> TASK: Within the records that follow, find every line containing the string "Coating". Copy those lines.

> EXTRACTED DATA:
════
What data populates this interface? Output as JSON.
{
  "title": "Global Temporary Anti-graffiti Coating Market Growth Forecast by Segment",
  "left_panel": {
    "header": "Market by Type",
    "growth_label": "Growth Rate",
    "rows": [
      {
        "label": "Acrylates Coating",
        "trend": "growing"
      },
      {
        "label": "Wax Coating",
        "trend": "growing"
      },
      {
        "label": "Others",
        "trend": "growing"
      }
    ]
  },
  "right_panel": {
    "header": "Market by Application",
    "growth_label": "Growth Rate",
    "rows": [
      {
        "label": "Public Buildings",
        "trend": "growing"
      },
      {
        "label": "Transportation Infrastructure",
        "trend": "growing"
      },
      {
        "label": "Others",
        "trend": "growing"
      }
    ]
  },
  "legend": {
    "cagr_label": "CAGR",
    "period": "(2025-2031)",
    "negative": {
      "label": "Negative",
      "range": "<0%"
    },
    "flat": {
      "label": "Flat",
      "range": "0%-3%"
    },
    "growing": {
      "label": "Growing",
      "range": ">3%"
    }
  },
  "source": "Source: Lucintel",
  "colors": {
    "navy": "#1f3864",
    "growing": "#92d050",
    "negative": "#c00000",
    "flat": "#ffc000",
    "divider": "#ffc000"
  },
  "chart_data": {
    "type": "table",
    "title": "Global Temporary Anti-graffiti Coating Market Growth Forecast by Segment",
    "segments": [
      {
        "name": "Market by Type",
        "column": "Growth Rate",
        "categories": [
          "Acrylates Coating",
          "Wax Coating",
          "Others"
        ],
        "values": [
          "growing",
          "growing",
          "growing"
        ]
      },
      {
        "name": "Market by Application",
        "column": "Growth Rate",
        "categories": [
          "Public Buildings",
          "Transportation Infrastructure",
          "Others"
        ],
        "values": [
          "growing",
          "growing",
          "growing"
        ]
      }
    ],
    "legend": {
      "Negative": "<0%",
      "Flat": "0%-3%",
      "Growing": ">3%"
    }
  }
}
════
> ANSWER BELOW:
  "title": "Global Temporary Anti-graffiti Coating Market Growth Forecast by Segment",
        "label": "Acrylates Coating",
        "label": "Wax Coating",
    "title": "Global Temporary Anti-graffiti Coating Market Growth Forecast by Segment",
          "Acrylates Coating",
          "Wax Coating",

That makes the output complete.